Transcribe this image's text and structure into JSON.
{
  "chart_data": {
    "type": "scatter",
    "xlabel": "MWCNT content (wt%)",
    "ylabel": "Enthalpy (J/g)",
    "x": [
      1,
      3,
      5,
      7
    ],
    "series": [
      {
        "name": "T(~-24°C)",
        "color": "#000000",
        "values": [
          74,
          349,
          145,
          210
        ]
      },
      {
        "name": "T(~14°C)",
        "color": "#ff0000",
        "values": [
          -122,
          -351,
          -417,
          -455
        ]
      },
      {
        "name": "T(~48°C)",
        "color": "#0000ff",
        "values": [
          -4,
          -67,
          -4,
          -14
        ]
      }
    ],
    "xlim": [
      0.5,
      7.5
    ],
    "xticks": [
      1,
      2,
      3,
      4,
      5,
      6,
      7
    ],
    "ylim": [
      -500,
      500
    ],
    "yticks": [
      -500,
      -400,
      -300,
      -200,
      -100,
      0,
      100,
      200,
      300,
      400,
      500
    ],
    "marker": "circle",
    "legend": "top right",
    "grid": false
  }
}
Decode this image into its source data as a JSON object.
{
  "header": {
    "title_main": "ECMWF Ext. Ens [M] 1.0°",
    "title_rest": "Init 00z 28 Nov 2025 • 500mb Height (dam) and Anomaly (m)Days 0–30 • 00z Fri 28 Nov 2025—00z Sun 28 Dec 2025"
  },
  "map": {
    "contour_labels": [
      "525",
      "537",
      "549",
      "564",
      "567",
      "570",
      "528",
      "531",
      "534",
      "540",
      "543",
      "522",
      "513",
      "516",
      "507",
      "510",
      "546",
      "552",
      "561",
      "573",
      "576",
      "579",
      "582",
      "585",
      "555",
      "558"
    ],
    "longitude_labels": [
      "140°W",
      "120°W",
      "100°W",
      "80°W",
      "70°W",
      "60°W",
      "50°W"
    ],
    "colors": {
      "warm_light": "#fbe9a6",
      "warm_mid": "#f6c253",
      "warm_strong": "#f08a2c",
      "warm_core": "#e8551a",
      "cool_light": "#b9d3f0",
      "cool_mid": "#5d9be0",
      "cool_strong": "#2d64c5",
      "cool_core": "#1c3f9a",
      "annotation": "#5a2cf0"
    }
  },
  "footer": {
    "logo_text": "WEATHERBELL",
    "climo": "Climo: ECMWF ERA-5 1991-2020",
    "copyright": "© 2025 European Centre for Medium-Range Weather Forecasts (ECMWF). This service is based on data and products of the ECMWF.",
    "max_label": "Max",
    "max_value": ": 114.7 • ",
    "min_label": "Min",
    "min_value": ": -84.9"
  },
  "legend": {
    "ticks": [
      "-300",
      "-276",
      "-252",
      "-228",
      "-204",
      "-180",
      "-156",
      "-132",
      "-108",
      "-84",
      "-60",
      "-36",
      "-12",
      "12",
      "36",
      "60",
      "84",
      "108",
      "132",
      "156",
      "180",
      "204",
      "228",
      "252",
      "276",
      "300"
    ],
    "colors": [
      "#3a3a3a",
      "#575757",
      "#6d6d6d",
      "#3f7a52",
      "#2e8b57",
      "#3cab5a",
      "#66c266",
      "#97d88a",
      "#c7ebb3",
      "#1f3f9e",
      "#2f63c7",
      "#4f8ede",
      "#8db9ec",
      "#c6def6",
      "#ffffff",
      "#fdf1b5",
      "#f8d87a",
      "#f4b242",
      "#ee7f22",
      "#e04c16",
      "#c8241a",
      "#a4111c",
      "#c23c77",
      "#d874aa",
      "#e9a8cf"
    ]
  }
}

------------------------

THE PROBLEM:
Show the data once more, exactly as it was written.

SOLUTION:
Transcribe this image's text and structure into JSON.
{
  "chart_data": {
    "type": "scatter",
    "xlabel": "MWCNT content (wt%)",
    "ylabel": "Enthalpy (J/g)",
    "x": [
      1,
      3,
      5,
      7
    ],
    "series": [
      {
        "name": "T(~-24°C)",
        "color": "#000000",
        "values": [
          74,
          349,
          145,
          210
        ]
      },
      {
        "name": "T(~14°C)",
        "color": "#ff0000",
        "values": [
          -122,
          -351,
          -417,
          -455
        ]
      },
      {
        "name": "T(~48°C)",
        "color": "#0000ff",
        "values": [
          -4,
          -67,
          -4,
          -14
        ]
      }
    ],
    "xlim": [
      0.5,
      7.5
    ],
    "xticks": [
      1,
      2,
      3,
      4,
      5,
      6,
      7
    ],
    "ylim": [
      -500,
      500
    ],
    "yticks": [
      -500,
      -400,
      -300,
      -200,
      -100,
      0,
      100,
      200,
      300,
      400,
      500
    ],
    "marker": "circle",
    "legend": "top right",
    "grid": false
  }
}
Decode this image into its source data as a JSON object.
{
  "header": {
    "title_main": "ECMWF Ext. Ens [M] 1.0°",
    "title_rest": "Init 00z 28 Nov 2025 • 500mb Height (dam) and Anomaly (m)Days 0–30 • 00z Fri 28 Nov 2025—00z Sun 28 Dec 2025"
  },
  "map": {
    "contour_labels": [
      "525",
      "537",
      "549",
      "564",
      "567",
      "570",
      "528",
      "531",
      "534",
      "540",
      "543",
      "522",
      "513",
      "516",
      "507",
      "510",
      "546",
      "552",
      "561",
      "573",
      "576",
      "579",
      "582",
      "585",
      "555",
      "558"
    ],
    "longitude_labels": [
      "140°W",
      "120°W",
      "100°W",
      "80°W",
      "70°W",
      "60°W",
      "50°W"
    ],
    "colors": {
      "warm_light": "#fbe9a6",
      "warm_mid": "#f6c253",
      "warm_strong": "#f08a2c",
      "warm_core": "#e8551a",
      "cool_light": "#b9d3f0",
      "cool_mid": "#5d9be0",
      "cool_strong": "#2d64c5",
      "cool_core": "#1c3f9a",
      "annotation": "#5a2cf0"
    }
  },
  "footer": {
    "logo_text": "WEATHERBELL",
    "climo": "Climo: ECMWF ERA-5 1991-2020",
    "copyright": "© 2025 European Centre for Medium-Range Weather Forecasts (ECMWF). This service is based on data and products of the ECMWF.",
    "max_label": "Max",
    "max_value": ": 114.7 • ",
    "min_label": "Min",
    "min_value": ": -84.9"
  },
  "legend": {
    "ticks": [
      "-300",
      "-276",
      "-252",
      "-228",
      "-204",
      "-180",
      "-156",
      "-132",
      "-108",
      "-84",
      "-60",
      "-36",
      "-12",
      "12",
      "36",
      "60",
      "84",
      "108",
      "132",
      "156",
      "180",
      "204",
      "228",
      "252",
      "276",
      "300"
    ],
    "colors": [
      "#3a3a3a",
      "#575757",
      "#6d6d6d",
      "#3f7a52",
      "#2e8b57",
      "#3cab5a",
      "#66c266",
      "#97d88a",
      "#c7ebb3",
      "#1f3f9e",
      "#2f63c7",
      "#4f8ede",
      "#8db9ec",
      "#c6def6",
      "#ffffff",
      "#fdf1b5",
      "#f8d87a",
      "#f4b242",
      "#ee7f22",
      "#e04c16",
      "#c8241a",
      "#a4111c",
      "#c23c77",
      "#d874aa",
      "#e9a8cf"
    ]
  }
}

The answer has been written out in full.